The input:
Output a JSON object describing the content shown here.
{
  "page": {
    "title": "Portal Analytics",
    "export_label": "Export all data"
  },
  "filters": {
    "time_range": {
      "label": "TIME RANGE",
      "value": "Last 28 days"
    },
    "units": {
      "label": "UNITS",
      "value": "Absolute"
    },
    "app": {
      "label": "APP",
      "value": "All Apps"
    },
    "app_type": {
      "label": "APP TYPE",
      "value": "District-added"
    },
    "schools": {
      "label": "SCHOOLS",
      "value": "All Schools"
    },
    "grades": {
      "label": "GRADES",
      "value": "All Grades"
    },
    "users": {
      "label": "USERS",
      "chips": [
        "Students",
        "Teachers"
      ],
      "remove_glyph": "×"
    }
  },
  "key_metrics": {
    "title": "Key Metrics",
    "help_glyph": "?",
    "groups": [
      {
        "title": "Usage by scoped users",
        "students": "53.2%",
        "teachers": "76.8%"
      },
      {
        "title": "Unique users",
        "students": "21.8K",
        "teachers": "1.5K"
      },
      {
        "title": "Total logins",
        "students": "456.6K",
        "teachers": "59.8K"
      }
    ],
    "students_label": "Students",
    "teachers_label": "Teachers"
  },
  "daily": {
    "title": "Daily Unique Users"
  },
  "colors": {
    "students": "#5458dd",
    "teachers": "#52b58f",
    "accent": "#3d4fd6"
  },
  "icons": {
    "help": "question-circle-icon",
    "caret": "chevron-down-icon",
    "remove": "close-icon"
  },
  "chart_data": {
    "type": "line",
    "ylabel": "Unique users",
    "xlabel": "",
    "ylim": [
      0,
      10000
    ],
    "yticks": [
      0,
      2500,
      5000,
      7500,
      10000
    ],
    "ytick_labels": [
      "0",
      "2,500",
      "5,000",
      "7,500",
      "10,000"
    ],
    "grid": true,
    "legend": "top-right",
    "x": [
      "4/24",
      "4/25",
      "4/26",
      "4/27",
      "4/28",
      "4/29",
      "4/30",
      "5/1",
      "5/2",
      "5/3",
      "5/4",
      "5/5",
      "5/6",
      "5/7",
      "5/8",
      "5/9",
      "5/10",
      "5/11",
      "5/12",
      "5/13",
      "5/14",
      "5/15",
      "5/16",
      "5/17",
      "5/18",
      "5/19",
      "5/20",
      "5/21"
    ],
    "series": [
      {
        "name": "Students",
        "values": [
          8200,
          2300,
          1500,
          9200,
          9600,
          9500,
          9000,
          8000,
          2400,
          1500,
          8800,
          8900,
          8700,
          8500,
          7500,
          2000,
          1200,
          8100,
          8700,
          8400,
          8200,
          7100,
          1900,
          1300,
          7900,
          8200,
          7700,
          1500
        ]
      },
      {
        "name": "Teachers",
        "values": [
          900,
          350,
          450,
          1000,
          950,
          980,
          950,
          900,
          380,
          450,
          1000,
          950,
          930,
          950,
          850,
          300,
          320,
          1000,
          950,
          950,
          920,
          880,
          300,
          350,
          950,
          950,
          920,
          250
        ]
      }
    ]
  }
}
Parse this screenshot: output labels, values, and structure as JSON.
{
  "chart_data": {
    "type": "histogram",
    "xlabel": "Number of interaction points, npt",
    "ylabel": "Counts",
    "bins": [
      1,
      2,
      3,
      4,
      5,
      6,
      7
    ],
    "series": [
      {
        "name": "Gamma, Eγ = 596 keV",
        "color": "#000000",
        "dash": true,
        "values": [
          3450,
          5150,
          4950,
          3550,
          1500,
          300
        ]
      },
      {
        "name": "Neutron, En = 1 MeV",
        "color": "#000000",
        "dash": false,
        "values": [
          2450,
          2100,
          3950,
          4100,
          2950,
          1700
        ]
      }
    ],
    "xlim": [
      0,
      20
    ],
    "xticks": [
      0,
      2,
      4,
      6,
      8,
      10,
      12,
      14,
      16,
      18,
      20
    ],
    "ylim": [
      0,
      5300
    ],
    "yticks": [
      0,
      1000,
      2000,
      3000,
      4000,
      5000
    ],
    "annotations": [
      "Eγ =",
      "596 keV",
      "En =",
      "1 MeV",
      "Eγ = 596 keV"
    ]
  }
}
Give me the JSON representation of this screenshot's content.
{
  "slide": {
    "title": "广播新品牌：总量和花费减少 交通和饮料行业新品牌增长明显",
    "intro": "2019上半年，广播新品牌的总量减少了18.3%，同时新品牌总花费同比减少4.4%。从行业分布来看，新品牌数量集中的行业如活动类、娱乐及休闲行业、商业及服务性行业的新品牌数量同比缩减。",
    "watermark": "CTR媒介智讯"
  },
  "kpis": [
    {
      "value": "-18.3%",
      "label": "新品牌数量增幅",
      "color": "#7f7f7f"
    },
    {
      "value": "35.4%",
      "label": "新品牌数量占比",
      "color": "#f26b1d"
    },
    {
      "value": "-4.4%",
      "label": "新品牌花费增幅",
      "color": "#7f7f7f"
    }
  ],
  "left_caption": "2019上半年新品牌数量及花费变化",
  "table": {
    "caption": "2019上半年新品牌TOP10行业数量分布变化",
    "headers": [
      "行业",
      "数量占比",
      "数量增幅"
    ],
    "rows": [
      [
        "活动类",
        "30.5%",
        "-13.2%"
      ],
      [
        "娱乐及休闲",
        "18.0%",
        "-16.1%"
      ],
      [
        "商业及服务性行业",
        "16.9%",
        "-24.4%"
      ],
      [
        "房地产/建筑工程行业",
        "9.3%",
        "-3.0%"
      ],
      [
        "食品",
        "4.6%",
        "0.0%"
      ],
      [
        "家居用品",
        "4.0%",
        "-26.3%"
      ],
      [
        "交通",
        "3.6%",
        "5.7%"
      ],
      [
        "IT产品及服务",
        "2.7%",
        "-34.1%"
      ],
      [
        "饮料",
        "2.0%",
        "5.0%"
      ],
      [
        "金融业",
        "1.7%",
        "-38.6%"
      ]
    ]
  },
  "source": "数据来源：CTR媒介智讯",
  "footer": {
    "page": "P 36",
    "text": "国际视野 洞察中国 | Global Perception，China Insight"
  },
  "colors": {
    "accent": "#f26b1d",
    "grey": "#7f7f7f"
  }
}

Written request:
Find each line in the records holding the string "JSON" and show it.

Output of the exercise:
Output a JSON object describing the content shown here.
Parse this screenshot: output labels, values, and structure as JSON.
Give me the JSON representation of this screenshot's content.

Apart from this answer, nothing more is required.